● Exercise brief: Write out each line exactly as it stands, please.

═══

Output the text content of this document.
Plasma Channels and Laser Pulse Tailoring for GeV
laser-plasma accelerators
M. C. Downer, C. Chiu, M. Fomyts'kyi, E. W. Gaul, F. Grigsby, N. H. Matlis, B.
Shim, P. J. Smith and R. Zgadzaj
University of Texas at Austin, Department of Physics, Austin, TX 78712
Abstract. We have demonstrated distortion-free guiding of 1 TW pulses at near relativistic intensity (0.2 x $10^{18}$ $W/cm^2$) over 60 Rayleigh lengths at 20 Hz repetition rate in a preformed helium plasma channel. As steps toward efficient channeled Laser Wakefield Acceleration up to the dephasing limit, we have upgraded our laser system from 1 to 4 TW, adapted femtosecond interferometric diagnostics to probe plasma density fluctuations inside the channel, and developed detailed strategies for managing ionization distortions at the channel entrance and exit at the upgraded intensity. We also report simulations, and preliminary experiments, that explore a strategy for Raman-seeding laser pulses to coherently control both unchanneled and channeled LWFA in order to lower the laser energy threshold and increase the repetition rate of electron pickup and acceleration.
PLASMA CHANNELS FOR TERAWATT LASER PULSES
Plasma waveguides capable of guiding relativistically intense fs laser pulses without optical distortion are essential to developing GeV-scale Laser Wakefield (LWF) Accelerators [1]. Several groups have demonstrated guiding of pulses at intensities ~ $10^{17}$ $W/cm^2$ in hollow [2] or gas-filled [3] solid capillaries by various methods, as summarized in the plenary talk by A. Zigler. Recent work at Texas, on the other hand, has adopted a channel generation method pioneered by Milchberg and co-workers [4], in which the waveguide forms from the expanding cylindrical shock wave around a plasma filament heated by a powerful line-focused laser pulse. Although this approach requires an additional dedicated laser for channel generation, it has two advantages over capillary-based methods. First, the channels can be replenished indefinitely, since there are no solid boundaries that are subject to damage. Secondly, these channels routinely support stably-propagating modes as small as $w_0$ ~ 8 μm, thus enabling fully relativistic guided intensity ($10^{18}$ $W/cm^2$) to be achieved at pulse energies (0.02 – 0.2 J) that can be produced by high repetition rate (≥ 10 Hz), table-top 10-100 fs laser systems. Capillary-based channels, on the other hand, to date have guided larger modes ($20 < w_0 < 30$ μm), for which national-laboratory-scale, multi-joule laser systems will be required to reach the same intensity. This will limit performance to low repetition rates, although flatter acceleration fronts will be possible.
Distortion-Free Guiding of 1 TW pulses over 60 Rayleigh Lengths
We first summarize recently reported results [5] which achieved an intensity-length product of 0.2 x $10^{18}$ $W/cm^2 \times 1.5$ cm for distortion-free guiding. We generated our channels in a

═══

● The reply:
Output the text content of this document.
Plasma Channels and Laser Pulse Tailoring for GeV
laser-plasma accelerators
M. C. Downer, C. Chiu, M. Fomyts'kyi, E. W. Gaul, F. Grigsby, N. H. Matlis, B.
Shim, P. J. Smith and R. Zgadzaj
University of Texas at Austin, Department of Physics, Austin, TX 78712
Abstract. We have demonstrated distortion-free guiding of 1 TW pulses at near relativistic intensity (0.2 x $10^{18}$ $W/cm^2$) over 60 Rayleigh lengths at 20 Hz repetition rate in a preformed helium plasma channel. As steps toward efficient channeled Laser Wakefield Acceleration up to the dephasing limit, we have upgraded our laser system from 1 to 4 TW, adapted femtosecond interferometric diagnostics to probe plasma density fluctuations inside the channel, and developed detailed strategies for managing ionization distortions at the channel entrance and exit at the upgraded intensity. We also report simulations, and preliminary experiments, that explore a strategy for Raman-seeding laser pulses to coherently control both unchanneled and channeled LWFA in order to lower the laser energy threshold and increase the repetition rate of electron pickup and acceleration.
PLASMA CHANNELS FOR TERAWATT LASER PULSES
Plasma waveguides capable of guiding relativistically intense fs laser pulses without optical distortion are essential to developing GeV-scale Laser Wakefield (LWF) Accelerators [1]. Several groups have demonstrated guiding of pulses at intensities ~ $10^{17}$ $W/cm^2$ in hollow [2] or gas-filled [3] solid capillaries by various methods, as summarized in the plenary talk by A. Zigler. Recent work at Texas, on the other hand, has adopted a channel generation method pioneered by Milchberg and co-workers [4], in which the waveguide forms from the expanding cylindrical shock wave around a plasma filament heated by a powerful line-focused laser pulse. Although this approach requires an additional dedicated laser for channel generation, it has two advantages over capillary-based methods. First, the channels can be replenished indefinitely, since there are no solid boundaries that are subject to damage. Secondly, these channels routinely support stably-propagating modes as small as $w_0$ ~ 8 μm, thus enabling fully relativistic guided intensity ($10^{18}$ $W/cm^2$) to be achieved at pulse energies (0.02 – 0.2 J) that can be produced by high repetition rate (≥ 10 Hz), table-top 10-100 fs laser systems. Capillary-based channels, on the other hand, to date have guided larger modes ($20 < w_0 < 30$ μm), for which national-laboratory-scale, multi-joule laser systems will be required to reach the same intensity. This will limit performance to low repetition rates, although flatter acceleration fronts will be possible.
Distortion-Free Guiding of 1 TW pulses over 60 Rayleigh Lengths
We first summarize recently reported results [5] which achieved an intensity-length product of 0.2 x $10^{18}$ $W/cm^2 \times 1.5$ cm for distortion-free guiding. We generated our channels in a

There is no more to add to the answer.